• _Set exercise_: Resume the passage about the sketch of a laughing Jesus, picking up right after its last sentence.

• _Source extract_:
As a bridegroom rejoices over his bride, so will your God rejoice over you. — Isaiah 62:5
I have a sketch of Jesus laughing. It hangs on the wall right across from my desk. It’s quite a drawing. His head is back. His mouth is open. His eyes are sparkling. He isn’t just grinning. He isn’t just chuckling. He’s roaring. He hasn’t heard or seen one like that in quite a while. He’s having trouble catching His breath.
It was given to me by an Episcopal priest who carries cigars in his pocket and collects portraits of Jesus smiling. “I give them to anyone who might be inclined to take God too seriously,” he explained as he handed me the gift.
He pegged me well.
I’m not one who easily envisions a smiling God. A weeping God, yes. An angry God, okay. A mighty God, you bet. But a chuckling God? It seems too… too… too unlike what God should do — and be. Which just shows how much I know — or don’t know — about God.
What do I think He was doing when He stretched the neck of the giraffe? An exercise in engineering? What do I think He had in mind when He told the ostrich where to put his head? Spelunking?
What do I think he was doing when he designed the mating call of an ape? Or the eight legs of the octopus? And what do I envision on his face when he saw Adam’s first glance at Eve? A yawn?

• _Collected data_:
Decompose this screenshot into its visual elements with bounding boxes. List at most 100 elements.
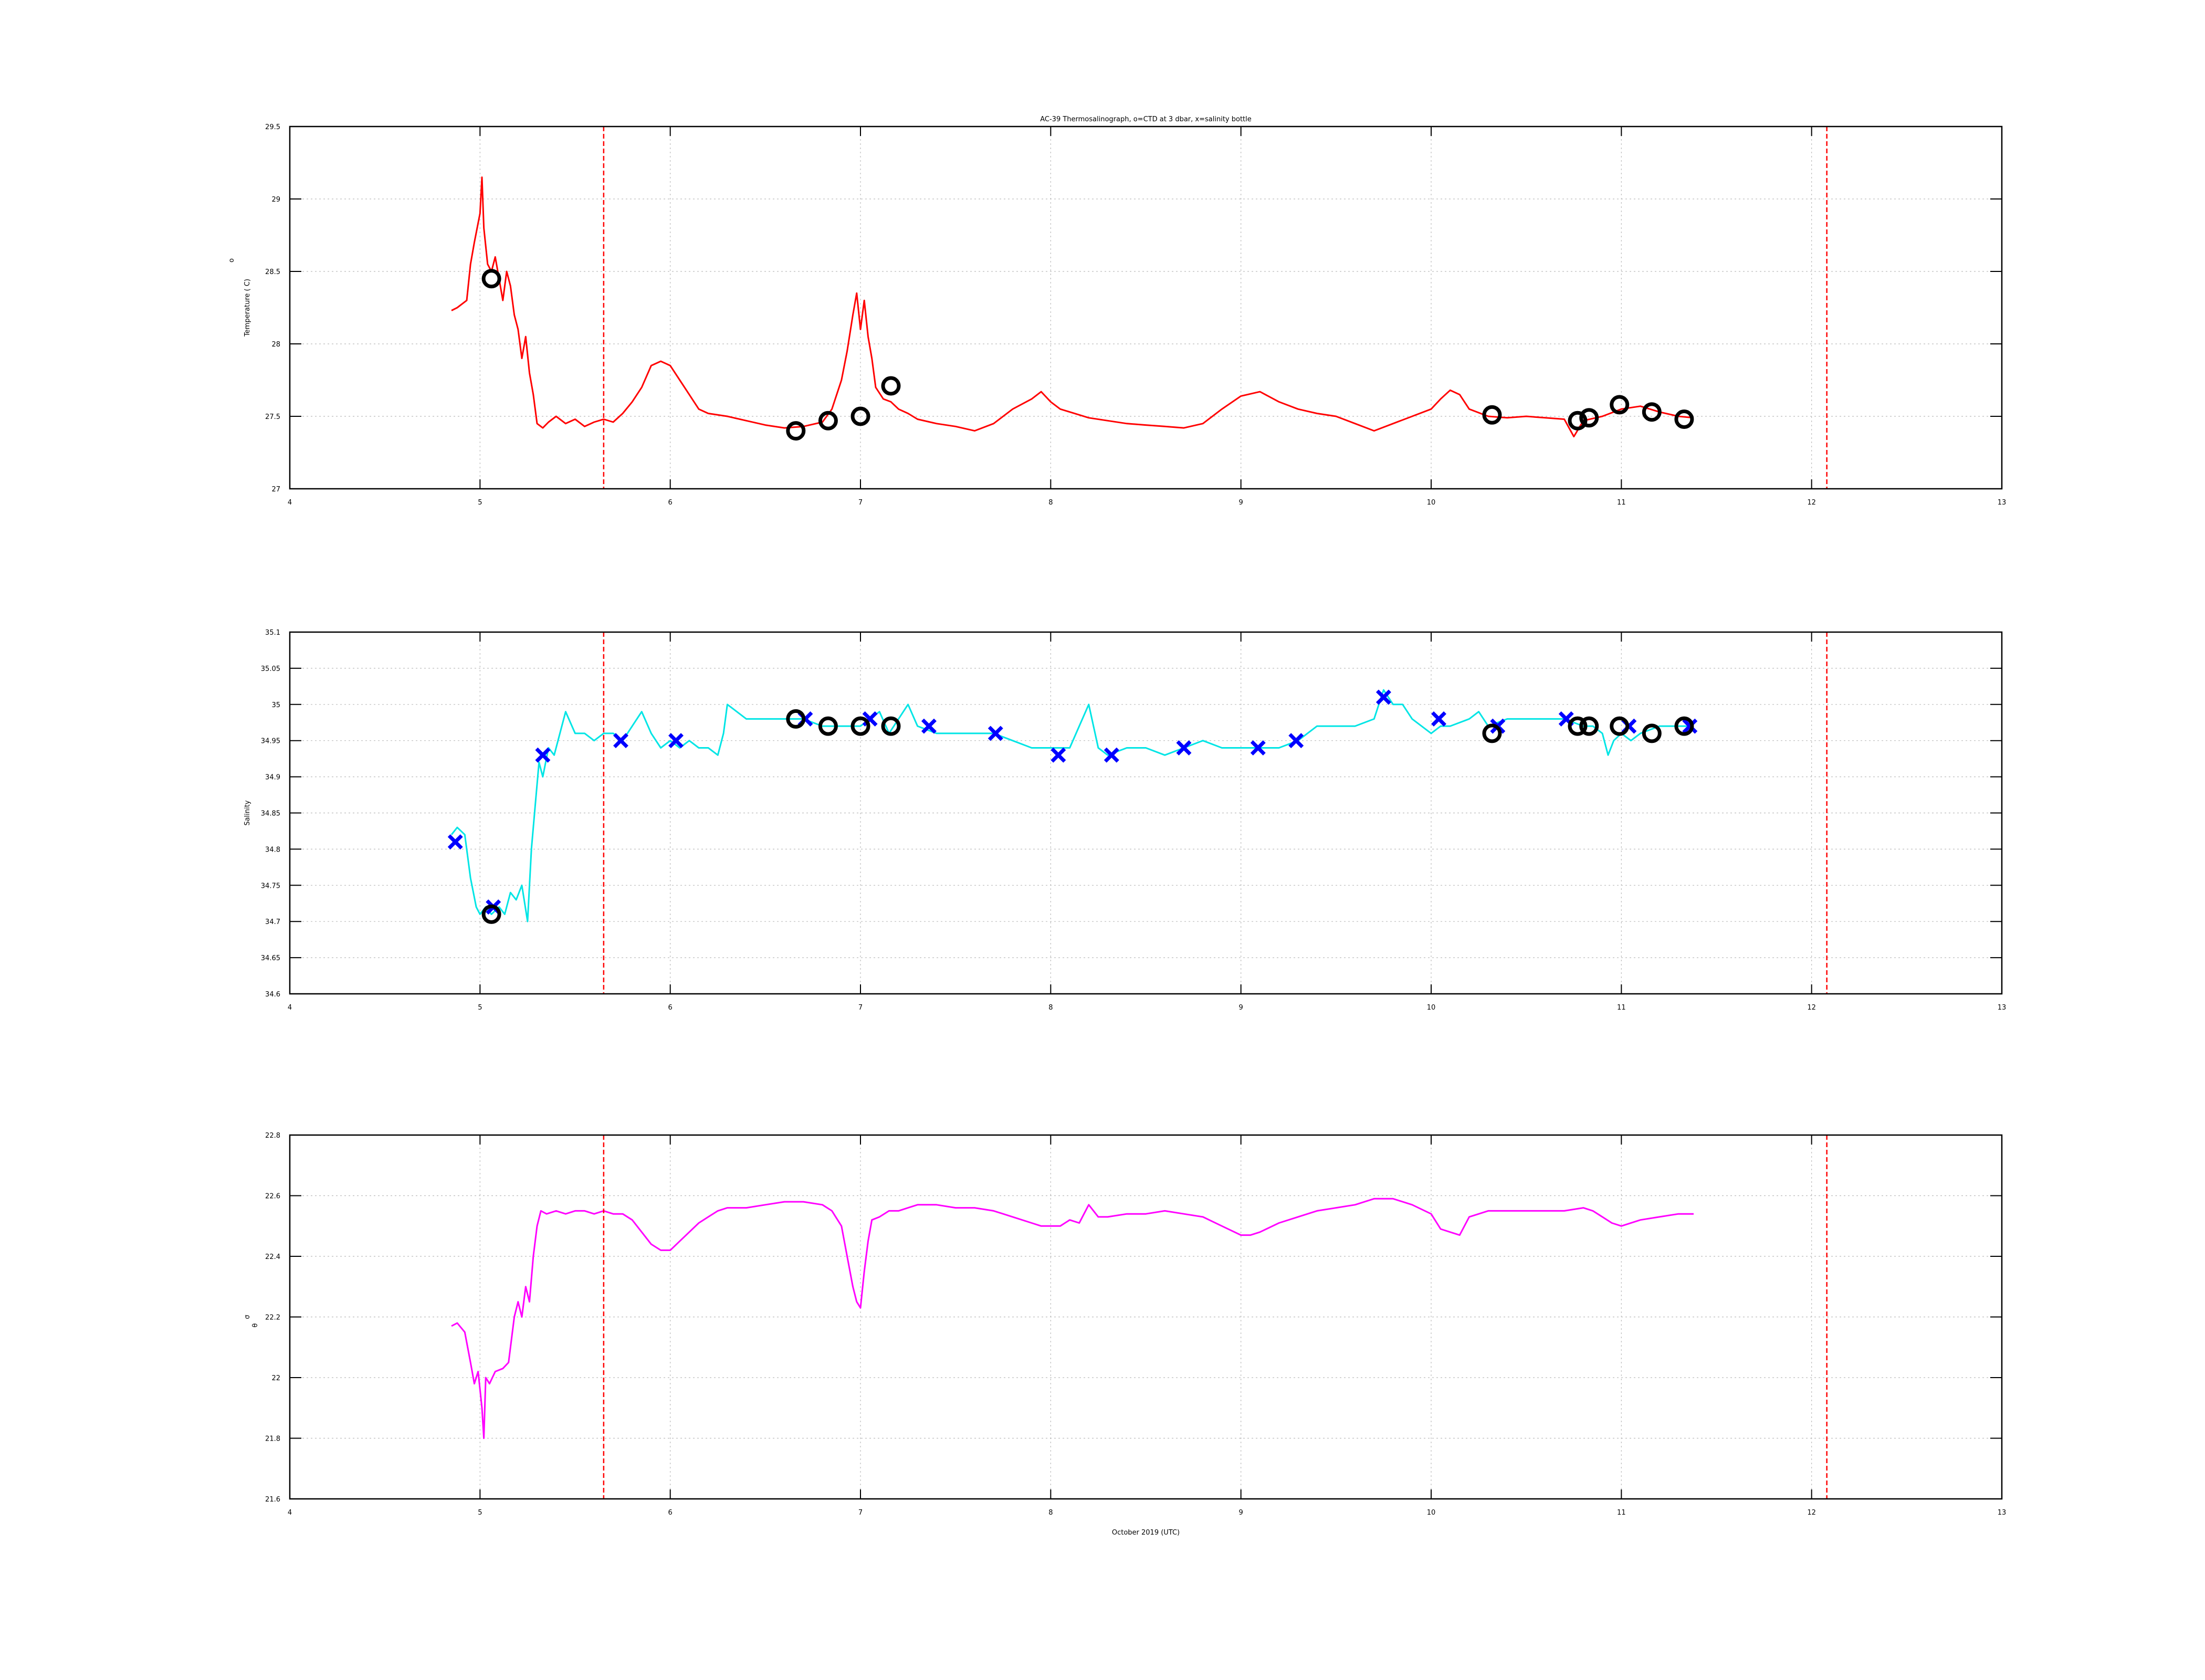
y-tick-label: 22.6 bbox=[265, 1193, 280, 1201]
ctd-circle-marker bbox=[1674, 716, 1694, 736]
x-tick-label: 12 bbox=[1807, 1004, 1816, 1012]
cross-stroke bbox=[1558, 711, 1574, 727]
bottle-cross-marker bbox=[1250, 740, 1266, 755]
x-tick-label: 6 bbox=[668, 1509, 673, 1517]
ctd-circle-marker bbox=[1482, 723, 1502, 743]
y-tick-label: 28.5 bbox=[265, 268, 280, 276]
bottle-cross-marker bbox=[988, 726, 1003, 741]
chart-title: AC-39 Thermosalinograph, o=CTD at 3 dbar… bbox=[1040, 116, 1252, 123]
plot-frame bbox=[289, 125, 2003, 490]
ctd-circle-marker bbox=[786, 421, 806, 441]
x-tick-label: 5 bbox=[478, 499, 482, 507]
ctd-circle-marker bbox=[1579, 716, 1599, 736]
cross-stroke bbox=[1431, 711, 1446, 727]
x-tick-label: 11 bbox=[1617, 1509, 1626, 1517]
ctd-circle-marker bbox=[1568, 411, 1588, 430]
chart-panel-1: 4 5 6 7 8 9 10 11 12 13 27 27.5 28 28.5 29 29.5 Temperat… bbox=[228, 116, 2006, 507]
x-axis-title: October 2019 (UTC) bbox=[1112, 1529, 1180, 1537]
x-tick-label: 10 bbox=[1427, 499, 1436, 507]
y-tick-label: 27 bbox=[271, 486, 280, 494]
x-tick-label: 9 bbox=[1239, 499, 1243, 507]
bottle-cross-marker bbox=[921, 718, 937, 734]
cross-stroke bbox=[1104, 747, 1119, 763]
cross-stroke bbox=[1288, 733, 1304, 749]
ctd-circle-marker bbox=[881, 376, 901, 396]
y-tick-label: 35.1 bbox=[265, 629, 280, 637]
chart-panel-3: 4 5 6 7 8 9 10 11 12 13 21.6 21.8 22 22.2 22.4 22.6 22.8… bbox=[244, 1132, 2006, 1537]
ctd-circle-marker bbox=[1642, 723, 1662, 743]
x-tick-label: 4 bbox=[288, 499, 292, 507]
bottle-cross-marker bbox=[1682, 718, 1698, 734]
x-tick-label: 6 bbox=[668, 499, 673, 507]
bottle-cross-marker bbox=[1376, 689, 1391, 705]
ctd-circle-marker bbox=[881, 716, 901, 736]
y-tick-label: 29.5 bbox=[265, 123, 280, 131]
bottle-cross-marker bbox=[535, 747, 551, 763]
y-tick-label: 22 bbox=[271, 1374, 280, 1382]
y-tick-label: 34.75 bbox=[261, 882, 280, 890]
ctd-circle-marker bbox=[818, 411, 838, 430]
y-tick-label: 21.8 bbox=[265, 1435, 280, 1443]
y-axis-title: σ bbox=[244, 1315, 251, 1319]
y-axis-title-subscript: θ bbox=[251, 1323, 259, 1327]
x-tick-label: 8 bbox=[1048, 1004, 1053, 1012]
x-tick-label: 9 bbox=[1239, 1509, 1243, 1517]
ctd-circle-marker bbox=[1579, 408, 1599, 428]
ctd-circle-marker bbox=[786, 709, 806, 729]
cross-stroke bbox=[447, 834, 463, 850]
ctd-circle-marker bbox=[1610, 395, 1630, 415]
y-tick-label: 35 bbox=[271, 701, 280, 709]
x-tick-label: 5 bbox=[478, 1004, 482, 1012]
x-tick-label: 12 bbox=[1807, 499, 1816, 507]
x-tick-label: 6 bbox=[668, 1004, 673, 1012]
x-tick-label: 4 bbox=[288, 1509, 292, 1517]
bottle-cross-marker bbox=[1431, 711, 1446, 727]
series-line bbox=[451, 1198, 1694, 1439]
cross-stroke bbox=[988, 726, 1003, 741]
cross-stroke bbox=[613, 733, 628, 749]
y-tick-label: 28 bbox=[271, 341, 280, 349]
ctd-circle-marker bbox=[1610, 716, 1630, 736]
ctd-circle-marker bbox=[1674, 410, 1694, 429]
y-tick-label: 34.9 bbox=[265, 774, 280, 782]
ctd-circle-marker bbox=[481, 269, 501, 289]
x-tick-label: 7 bbox=[858, 1509, 863, 1517]
bottle-cross-marker bbox=[613, 733, 628, 749]
x-tick-label: 8 bbox=[1048, 1509, 1053, 1517]
series-line bbox=[450, 689, 1694, 922]
ctd-circle-marker bbox=[1482, 405, 1502, 425]
y-axis-title-superscript: o bbox=[228, 258, 236, 262]
y-tick-label: 34.85 bbox=[261, 810, 280, 818]
bottle-cross-marker bbox=[447, 834, 463, 850]
x-tick-label: 7 bbox=[858, 499, 863, 507]
y-tick-label: 22.8 bbox=[265, 1132, 280, 1140]
cross-stroke bbox=[1250, 740, 1266, 755]
x-tick-label: 5 bbox=[478, 1509, 482, 1517]
y-tick-label: 34.65 bbox=[261, 954, 280, 962]
x-tick-label: 13 bbox=[1998, 499, 2007, 507]
series-line bbox=[451, 176, 1694, 438]
y-tick-label: 21.6 bbox=[265, 1496, 280, 1504]
x-tick-label: 12 bbox=[1807, 1509, 1816, 1517]
bottle-cross-marker bbox=[1051, 747, 1066, 763]
y-tick-label: 34.6 bbox=[265, 991, 280, 999]
x-tick-label: 7 bbox=[858, 1004, 863, 1012]
cross-stroke bbox=[1376, 689, 1391, 705]
y-tick-label: 22.2 bbox=[265, 1314, 280, 1322]
ctd-circle-marker bbox=[1568, 716, 1588, 736]
y-tick-label: 22.4 bbox=[265, 1253, 280, 1261]
y-tick-label: 34.7 bbox=[265, 918, 280, 926]
cross-stroke bbox=[921, 718, 937, 734]
x-tick-label: 4 bbox=[288, 1004, 292, 1012]
x-tick-label: 9 bbox=[1239, 1004, 1243, 1012]
chart-panel-2: 4 5 6 7 8 9 10 11 12 13 34.6 34.65 34.7 34.75 34.8 34.8… bbox=[244, 629, 2006, 1012]
y-tick-label: 27.5 bbox=[265, 413, 280, 421]
x-tick-label: 11 bbox=[1617, 499, 1626, 507]
ctd-circle-marker bbox=[481, 904, 501, 924]
y-axis-title: Salinity bbox=[244, 800, 251, 825]
bottle-cross-marker bbox=[1104, 747, 1119, 763]
bottle-cross-marker bbox=[1176, 740, 1192, 755]
x-tick-label: 10 bbox=[1427, 1509, 1436, 1517]
bottle-cross-marker bbox=[1288, 733, 1304, 749]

• _Expected output_:
As my vision improves and I’m able to read without my stained glasses, I’m seeing that a sense of humor is perhaps the only way God has put up with us for so long.
Is that Him with a smile as Moses does a double take at the burning bush that speaks?
Is He smiling again as Jonah lands on the beach, dripping gastric juices and smelling like whale breath?
Is that a twinkle in His eye as He watches the disciples feed thousands with one boy’s lunch?
Do you think that His face is deadpan as He speaks about the man with a two-by-four in his eye who points out a speck in a friend’s eye? Can you honestly imagine Jesus bouncing children on His knee with a somber face? No, I think that Jesus smiled. I think that He smiled a bit at people and a lot with people. Let me explain with an example.
- Are you ever inclined to take God “too seriously”? In what way?
- How do you tend to imagine God? How does picturing him laughing and smiling bring you a lightheartedness when looking at your day?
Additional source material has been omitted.